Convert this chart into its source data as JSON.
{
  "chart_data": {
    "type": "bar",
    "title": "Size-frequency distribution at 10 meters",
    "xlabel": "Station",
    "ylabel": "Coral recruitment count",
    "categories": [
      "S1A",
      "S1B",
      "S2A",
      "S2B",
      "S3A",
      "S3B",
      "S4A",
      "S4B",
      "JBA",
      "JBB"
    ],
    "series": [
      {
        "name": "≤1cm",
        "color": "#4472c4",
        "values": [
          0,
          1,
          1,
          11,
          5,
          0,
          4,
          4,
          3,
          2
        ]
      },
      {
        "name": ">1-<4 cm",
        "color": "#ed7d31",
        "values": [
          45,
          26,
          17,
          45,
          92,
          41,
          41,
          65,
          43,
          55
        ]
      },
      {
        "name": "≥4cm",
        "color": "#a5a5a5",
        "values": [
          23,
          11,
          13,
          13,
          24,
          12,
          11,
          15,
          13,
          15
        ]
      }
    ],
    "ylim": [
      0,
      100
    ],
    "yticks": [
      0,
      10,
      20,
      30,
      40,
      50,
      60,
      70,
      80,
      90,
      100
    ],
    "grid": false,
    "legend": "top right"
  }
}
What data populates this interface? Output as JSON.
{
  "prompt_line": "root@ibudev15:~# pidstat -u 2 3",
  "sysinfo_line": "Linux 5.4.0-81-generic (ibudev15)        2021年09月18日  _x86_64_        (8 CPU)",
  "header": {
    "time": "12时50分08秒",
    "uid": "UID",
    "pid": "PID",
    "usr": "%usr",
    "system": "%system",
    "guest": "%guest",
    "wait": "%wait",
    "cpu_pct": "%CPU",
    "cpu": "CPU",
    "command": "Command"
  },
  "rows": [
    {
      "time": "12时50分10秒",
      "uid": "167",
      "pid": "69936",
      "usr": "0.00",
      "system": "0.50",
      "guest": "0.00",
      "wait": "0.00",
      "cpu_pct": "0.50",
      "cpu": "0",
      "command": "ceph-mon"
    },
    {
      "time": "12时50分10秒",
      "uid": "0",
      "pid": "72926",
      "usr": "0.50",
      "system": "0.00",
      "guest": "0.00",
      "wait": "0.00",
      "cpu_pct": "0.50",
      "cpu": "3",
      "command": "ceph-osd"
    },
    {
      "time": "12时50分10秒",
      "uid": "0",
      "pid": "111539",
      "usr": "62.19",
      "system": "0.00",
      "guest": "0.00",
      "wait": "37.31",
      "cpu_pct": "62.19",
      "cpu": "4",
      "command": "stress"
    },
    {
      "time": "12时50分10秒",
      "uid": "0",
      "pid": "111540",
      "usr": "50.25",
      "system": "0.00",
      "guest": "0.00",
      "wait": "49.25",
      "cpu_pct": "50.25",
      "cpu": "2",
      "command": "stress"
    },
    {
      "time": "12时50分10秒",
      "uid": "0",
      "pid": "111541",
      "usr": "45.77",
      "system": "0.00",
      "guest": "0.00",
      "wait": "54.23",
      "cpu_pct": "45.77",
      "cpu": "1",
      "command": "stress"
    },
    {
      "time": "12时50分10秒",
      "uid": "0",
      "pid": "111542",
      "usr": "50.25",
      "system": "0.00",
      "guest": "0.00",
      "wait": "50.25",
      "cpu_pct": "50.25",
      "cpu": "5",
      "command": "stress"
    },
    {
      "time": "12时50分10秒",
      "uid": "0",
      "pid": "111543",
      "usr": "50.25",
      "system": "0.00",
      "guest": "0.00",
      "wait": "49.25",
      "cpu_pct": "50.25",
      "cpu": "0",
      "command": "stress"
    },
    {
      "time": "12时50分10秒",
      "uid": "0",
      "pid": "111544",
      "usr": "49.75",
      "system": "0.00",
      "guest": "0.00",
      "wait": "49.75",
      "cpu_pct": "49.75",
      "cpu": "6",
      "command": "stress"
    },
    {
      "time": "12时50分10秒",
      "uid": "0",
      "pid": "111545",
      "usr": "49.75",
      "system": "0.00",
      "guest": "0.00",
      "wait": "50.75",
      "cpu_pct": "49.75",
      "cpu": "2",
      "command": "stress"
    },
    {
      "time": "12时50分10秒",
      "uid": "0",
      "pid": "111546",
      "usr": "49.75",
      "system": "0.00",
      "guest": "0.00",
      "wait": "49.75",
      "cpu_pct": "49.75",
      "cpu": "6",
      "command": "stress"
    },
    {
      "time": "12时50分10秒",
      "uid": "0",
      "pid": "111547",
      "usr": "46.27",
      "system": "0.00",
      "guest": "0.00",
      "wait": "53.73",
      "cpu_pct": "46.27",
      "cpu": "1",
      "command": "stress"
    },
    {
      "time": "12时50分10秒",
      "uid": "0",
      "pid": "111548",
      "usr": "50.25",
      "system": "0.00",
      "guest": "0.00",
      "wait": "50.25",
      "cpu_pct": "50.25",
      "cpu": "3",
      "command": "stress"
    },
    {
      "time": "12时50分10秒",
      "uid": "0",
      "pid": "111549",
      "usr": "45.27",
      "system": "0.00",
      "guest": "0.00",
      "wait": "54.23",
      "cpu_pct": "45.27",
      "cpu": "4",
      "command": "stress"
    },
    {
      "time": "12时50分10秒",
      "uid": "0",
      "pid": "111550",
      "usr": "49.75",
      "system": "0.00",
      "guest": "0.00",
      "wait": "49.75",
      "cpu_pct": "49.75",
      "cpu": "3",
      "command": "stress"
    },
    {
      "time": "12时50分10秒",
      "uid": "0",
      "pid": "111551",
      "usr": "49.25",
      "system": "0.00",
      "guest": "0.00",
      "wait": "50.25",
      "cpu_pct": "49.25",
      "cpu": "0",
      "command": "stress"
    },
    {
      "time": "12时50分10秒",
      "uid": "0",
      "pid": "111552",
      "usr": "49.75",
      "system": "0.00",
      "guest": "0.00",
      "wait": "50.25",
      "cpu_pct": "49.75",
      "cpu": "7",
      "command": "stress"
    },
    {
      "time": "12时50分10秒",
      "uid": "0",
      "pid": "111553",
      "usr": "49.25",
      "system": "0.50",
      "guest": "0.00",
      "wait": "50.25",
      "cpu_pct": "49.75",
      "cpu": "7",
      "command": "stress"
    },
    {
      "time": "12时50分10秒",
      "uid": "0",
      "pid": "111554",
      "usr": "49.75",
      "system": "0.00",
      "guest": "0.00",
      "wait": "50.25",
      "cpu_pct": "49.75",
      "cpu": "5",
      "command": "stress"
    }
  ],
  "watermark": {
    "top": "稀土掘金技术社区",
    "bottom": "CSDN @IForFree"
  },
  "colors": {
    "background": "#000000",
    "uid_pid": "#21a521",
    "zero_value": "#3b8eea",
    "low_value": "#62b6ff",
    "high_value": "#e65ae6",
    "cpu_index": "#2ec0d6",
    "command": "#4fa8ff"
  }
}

..............................

REQUIREMENT
Pull out each line of the listing that holds the string "JSON".

ANSWER TO THE EXERCISE
Convert this chart into its source data as JSON.
What data populates this interface? Output as JSON.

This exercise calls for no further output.